-- Start of RECORDS FOR THE TASK --

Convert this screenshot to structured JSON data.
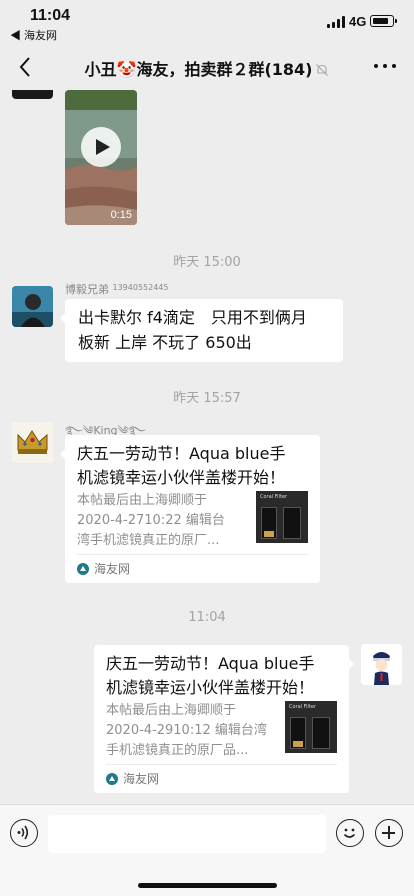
{
  "status_bar": {
    "time": "11:04",
    "back_app": "◀ 海友网",
    "network": "4G"
  },
  "nav": {
    "title": "小丑🤡海友，拍卖群２群(184)"
  },
  "video": {
    "duration": "0:15"
  },
  "messages": [
    {
      "timestamp": "昨天 15:00",
      "sender": "博毅兄弟",
      "sender_phone": "13940552445",
      "text_line1": "出卡默尔 f4滴定　只用不到俩月",
      "text_line2": "板新  上岸  不玩了  650出"
    },
    {
      "timestamp": "昨天 15:57",
      "sender": "࿐༄King༄࿐",
      "link_title_line1": "庆五一劳动节！Aqua blue手",
      "link_title_line2": "机滤镜幸运小伙伴盖楼开始！",
      "link_desc_line1": "本帖最后由上海卿顺于",
      "link_desc_line2": "2020-4-2710:22 编辑台",
      "link_desc_line3": "湾手机滤镜真正的原厂...",
      "source": "海友网",
      "thumb_label": "Coral Filter"
    },
    {
      "timestamp": "11:04",
      "link_title_line1": "庆五一劳动节！Aqua blue手",
      "link_title_line2": "机滤镜幸运小伙伴盖楼开始！",
      "link_desc_line1": "本帖最后由上海卿顺于",
      "link_desc_line2": "2020-4-2910:12 编辑台湾",
      "link_desc_line3": "手机滤镜真正的原厂品...",
      "source": "海友网",
      "thumb_label": "Coral Filter"
    }
  ],
  "icons": {
    "back": "chevron-left-icon",
    "mute": "bell-mute-icon",
    "more": "more-dots-icon",
    "play": "play-icon",
    "voice": "voice-icon",
    "emoji": "emoji-icon",
    "plus": "plus-icon"
  },
  "colors": {
    "background": "#ededed",
    "bubble": "#ffffff",
    "timestamp": "#a3a3a3"
  }
}
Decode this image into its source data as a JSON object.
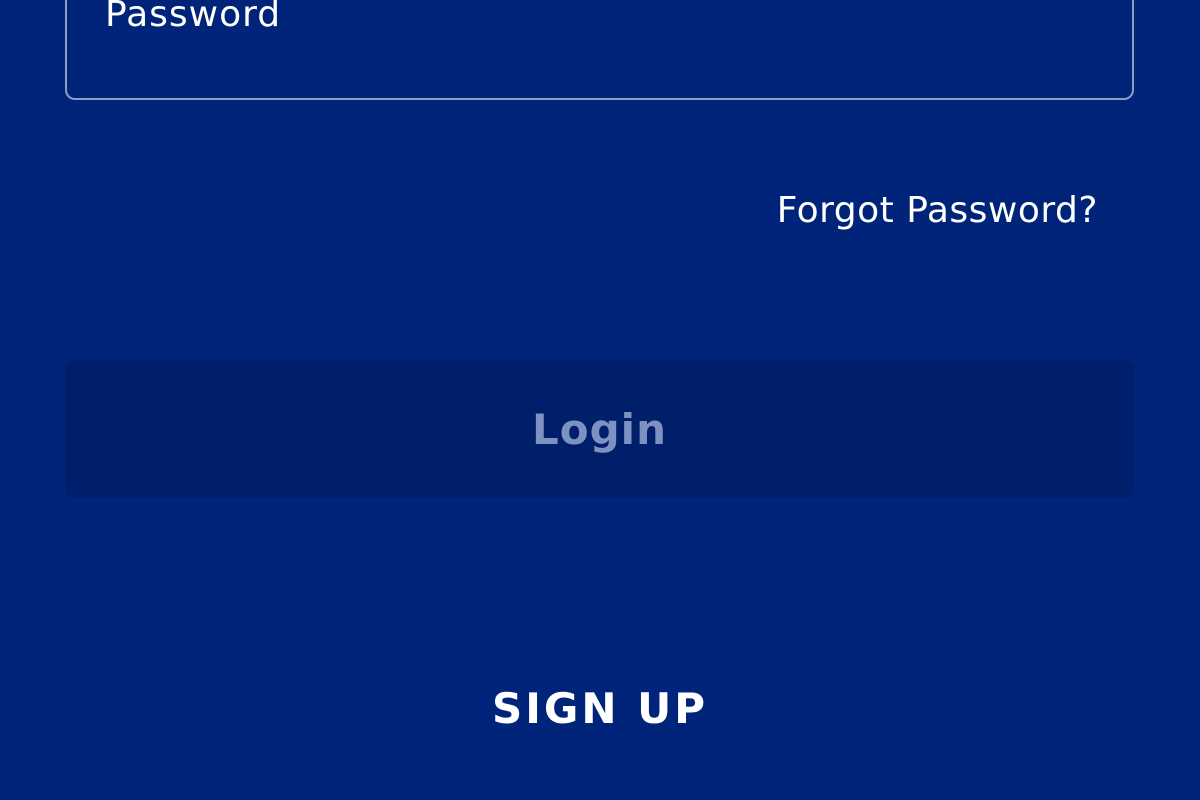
{
  "colors": {
    "background": "#00247a",
    "login_button_bg": "#001f6a",
    "login_button_text": "#7e92c2",
    "text": "#ffffff"
  },
  "password": {
    "label": "Password"
  },
  "forgot_password": {
    "label": "Forgot Password?"
  },
  "login_button": {
    "label": "Login",
    "state": "disabled"
  },
  "signup": {
    "label": "SIGN UP"
  }
}
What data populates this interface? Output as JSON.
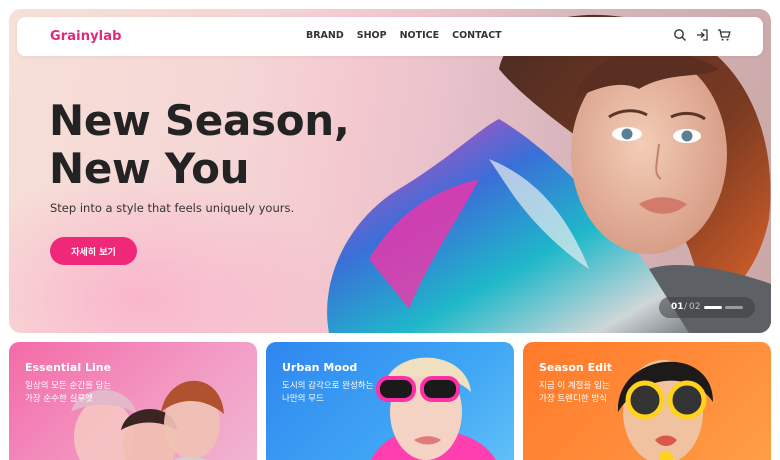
{
  "nav": {
    "logo": "Grainylab",
    "menu": [
      "BRAND",
      "SHOP",
      "NOTICE",
      "CONTACT"
    ],
    "icons": [
      "search-icon",
      "login-icon",
      "cart-icon"
    ]
  },
  "hero": {
    "headline_line1": "New Season,",
    "headline_line2": "New You",
    "subline": "Step into a style that feels uniquely yours.",
    "cta_label": "자세히 보기",
    "slider": {
      "current": "01",
      "separator": "/",
      "total": "02"
    }
  },
  "cards": [
    {
      "title": "Essential Line",
      "desc_line1": "일상의 모든 순간을 담는",
      "desc_line2": "가장 순수한 실루엣"
    },
    {
      "title": "Urban Mood",
      "desc_line1": "도시의 감각으로 완성하는",
      "desc_line2": "나만의 무드"
    },
    {
      "title": "Season Edit",
      "desc_line1": "지금 이 계절을 입는",
      "desc_line2": "가장 트렌디한 방식"
    }
  ],
  "colors": {
    "brand": "#e0287d",
    "cta": "#f0287a",
    "card1": "#f46aa8",
    "card2": "#2f86ef",
    "card3": "#ff7a2a"
  }
}
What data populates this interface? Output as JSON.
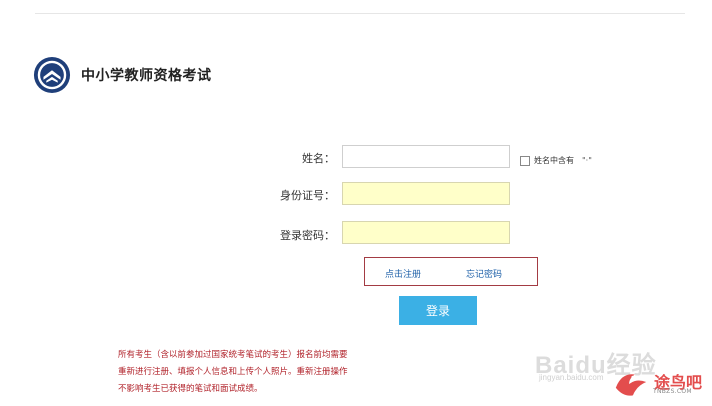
{
  "header": {
    "title": "中小学教师资格考试"
  },
  "form": {
    "name_label": "姓名：",
    "name_value": "",
    "name_dot_checkbox_label": "姓名中含有",
    "name_dot_checkbox_symbol": "\"·\"",
    "id_label": "身份证号：",
    "id_value": "",
    "password_label": "登录密码：",
    "password_value": ""
  },
  "links": {
    "register": "点击注册",
    "forgot_password": "忘记密码"
  },
  "login_button": "登录",
  "notice": {
    "line1": "所有考生（含以前参加过国家统考笔试的考生）报名前均需要",
    "line2": "重新进行注册、填报个人信息和上传个人照片。重新注册操作",
    "line3": "不影响考生已获得的笔试和面试成绩。"
  },
  "watermark": {
    "brand": "Baidu经验",
    "sub": "jingyan.baidu.com"
  },
  "stamp": {
    "text": "途鸟吧",
    "sub": "TNBZS.COM"
  },
  "colors": {
    "accent_blue": "#3bb0e5",
    "notice_red": "#b1232b",
    "link_blue": "#1e60a8",
    "input_yellow": "#ffffc9"
  }
}
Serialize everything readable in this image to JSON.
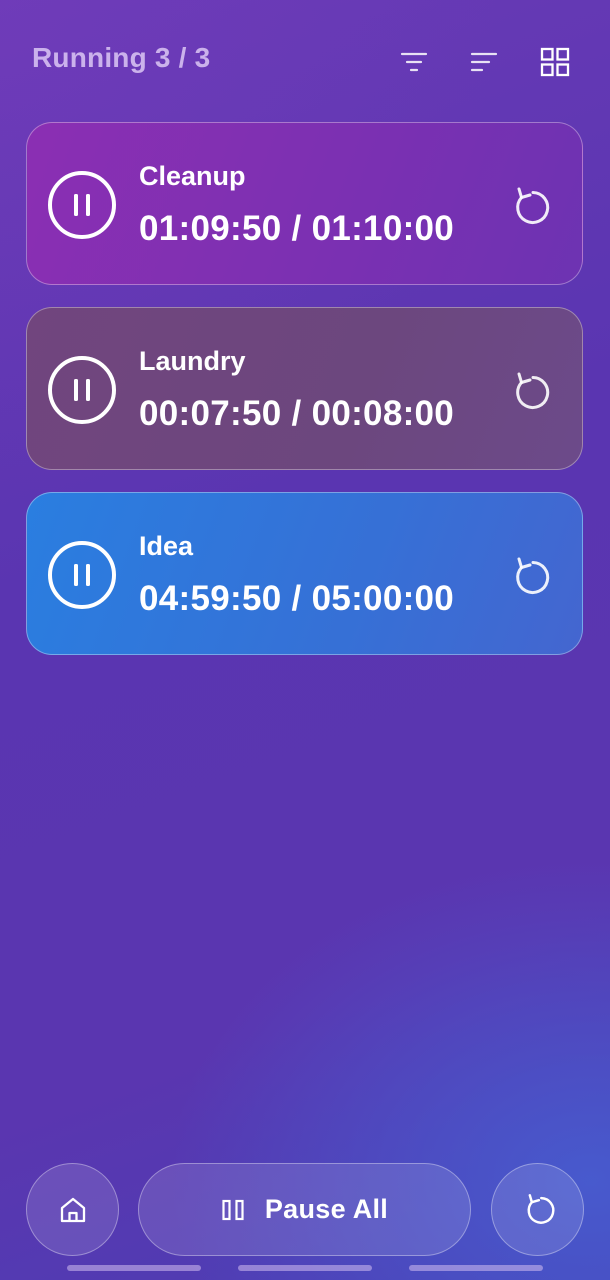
{
  "header": {
    "title": "Running 3 / 3",
    "icons": [
      "filter-icon",
      "sort-icon",
      "grid-view-icon"
    ]
  },
  "timers": [
    {
      "name": "Cleanup",
      "time": "01:09:50 / 01:10:00",
      "color": "#8b2fb3"
    },
    {
      "name": "Laundry",
      "time": "00:07:50 / 00:08:00",
      "color": "#71457e"
    },
    {
      "name": "Idea",
      "time": "04:59:50 / 05:00:00",
      "color": "#2a7ee0"
    }
  ],
  "bottom_bar": {
    "home_icon": "home-icon",
    "pause_all_label": "Pause All",
    "reset_all_icon": "reset-icon"
  },
  "colors": {
    "background": "#5a35b1",
    "accent": "#ffffff"
  }
}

-- End of RECORDS FOR THE TASK --

Do not include the images; transcribe the rest of the listing exactly.

> FULL RESPONSE:
Convert this screenshot to structured JSON data.
{
  "status_bar": {
    "time": "11:04",
    "back_app": "◀ 海友网",
    "network": "4G"
  },
  "nav": {
    "title": "小丑🤡海友，拍卖群２群(184)"
  },
  "video": {
    "duration": "0:15"
  },
  "messages": [
    {
      "timestamp": "昨天 15:00",
      "sender": "博毅兄弟",
      "sender_phone": "13940552445",
      "text_line1": "出卡默尔 f4滴定　只用不到俩月",
      "text_line2": "板新  上岸  不玩了  650出"
    },
    {
      "timestamp": "昨天 15:57",
      "sender": "࿐༄King༄࿐",
      "link_title_line1": "庆五一劳动节！Aqua blue手",
      "link_title_line2": "机滤镜幸运小伙伴盖楼开始！",
      "link_desc_line1": "本帖最后由上海卿顺于",
      "link_desc_line2": "2020-4-2710:22 编辑台",
      "link_desc_line3": "湾手机滤镜真正的原厂...",
      "source": "海友网",
      "thumb_label": "Coral Filter"
    },
    {
      "timestamp": "11:04",
      "link_title_line1": "庆五一劳动节！Aqua blue手",
      "link_title_line2": "机滤镜幸运小伙伴盖楼开始！",
      "link_desc_line1": "本帖最后由上海卿顺于",
      "link_desc_line2": "2020-4-2910:12 编辑台湾",
      "link_desc_line3": "手机滤镜真正的原厂品...",
      "source": "海友网",
      "thumb_label": "Coral Filter"
    }
  ],
  "icons": {
    "back": "chevron-left-icon",
    "mute": "bell-mute-icon",
    "more": "more-dots-icon",
    "play": "play-icon",
    "voice": "voice-icon",
    "emoji": "emoji-icon",
    "plus": "plus-icon"
  },
  "colors": {
    "background": "#ededed",
    "bubble": "#ffffff",
    "timestamp": "#a3a3a3"
  }
}
Decode this image into its source data as a JSON object.
{
  "colors": {
    "background": "#00247a",
    "login_button_bg": "#001f6a",
    "login_button_text": "#7e92c2",
    "text": "#ffffff"
  },
  "password": {
    "label": "Password"
  },
  "forgot_password": {
    "label": "Forgot Password?"
  },
  "login_button": {
    "label": "Login",
    "state": "disabled"
  },
  "signup": {
    "label": "SIGN UP"
  }
}
What data populates this interface? Output as JSON.
{
  "nav": {
    "logo": "Grainylab",
    "menu": [
      "BRAND",
      "SHOP",
      "NOTICE",
      "CONTACT"
    ],
    "icons": [
      "search-icon",
      "login-icon",
      "cart-icon"
    ]
  },
  "hero": {
    "headline_line1": "New Season,",
    "headline_line2": "New You",
    "subline": "Step into a style that feels uniquely yours.",
    "cta_label": "자세히 보기",
    "slider": {
      "current": "01",
      "separator": "/",
      "total": "02"
    }
  },
  "cards": [
    {
      "title": "Essential Line",
      "desc_line1": "일상의 모든 순간을 담는",
      "desc_line2": "가장 순수한 실루엣"
    },
    {
      "title": "Urban Mood",
      "desc_line1": "도시의 감각으로 완성하는",
      "desc_line2": "나만의 무드"
    },
    {
      "title": "Season Edit",
      "desc_line1": "지금 이 계절을 입는",
      "desc_line2": "가장 트렌디한 방식"
    }
  ],
  "colors": {
    "brand": "#e0287d",
    "cta": "#f0287a",
    "card1": "#f46aa8",
    "card2": "#2f86ef",
    "card3": "#ff7a2a"
  }
}
What data populates this interface? Output as JSON.
{
  "header": {
    "title": "中小学教师资格考试"
  },
  "form": {
    "name_label": "姓名：",
    "name_value": "",
    "name_dot_checkbox_label": "姓名中含有",
    "name_dot_checkbox_symbol": "\"·\"",
    "id_label": "身份证号：",
    "id_value": "",
    "password_label": "登录密码：",
    "password_value": ""
  },
  "links": {
    "register": "点击注册",
    "forgot_password": "忘记密码"
  },
  "login_button": "登录",
  "notice": {
    "line1": "所有考生（含以前参加过国家统考笔试的考生）报名前均需要",
    "line2": "重新进行注册、填报个人信息和上传个人照片。重新注册操作",
    "line3": "不影响考生已获得的笔试和面试成绩。"
  },
  "watermark": {
    "brand": "Baidu经验",
    "sub": "jingyan.baidu.com"
  },
  "stamp": {
    "text": "途鸟吧",
    "sub": "TNBZS.COM"
  },
  "colors": {
    "accent_blue": "#3bb0e5",
    "notice_red": "#b1232b",
    "link_blue": "#1e60a8",
    "input_yellow": "#ffffc9"
  }
}
Serialize everything readable in this image to JSON.
{
  "header": {
    "title": "Running 3 / 3",
    "icons": [
      "filter-icon",
      "sort-icon",
      "grid-view-icon"
    ]
  },
  "timers": [
    {
      "name": "Cleanup",
      "time": "01:09:50 / 01:10:00",
      "color": "#8b2fb3"
    },
    {
      "name": "Laundry",
      "time": "00:07:50 / 00:08:00",
      "color": "#71457e"
    },
    {
      "name": "Idea",
      "time": "04:59:50 / 05:00:00",
      "color": "#2a7ee0"
    }
  ],
  "bottom_bar": {
    "home_icon": "home-icon",
    "pause_all_label": "Pause All",
    "reset_all_icon": "reset-icon"
  },
  "colors": {
    "background": "#5a35b1",
    "accent": "#ffffff"
  }
}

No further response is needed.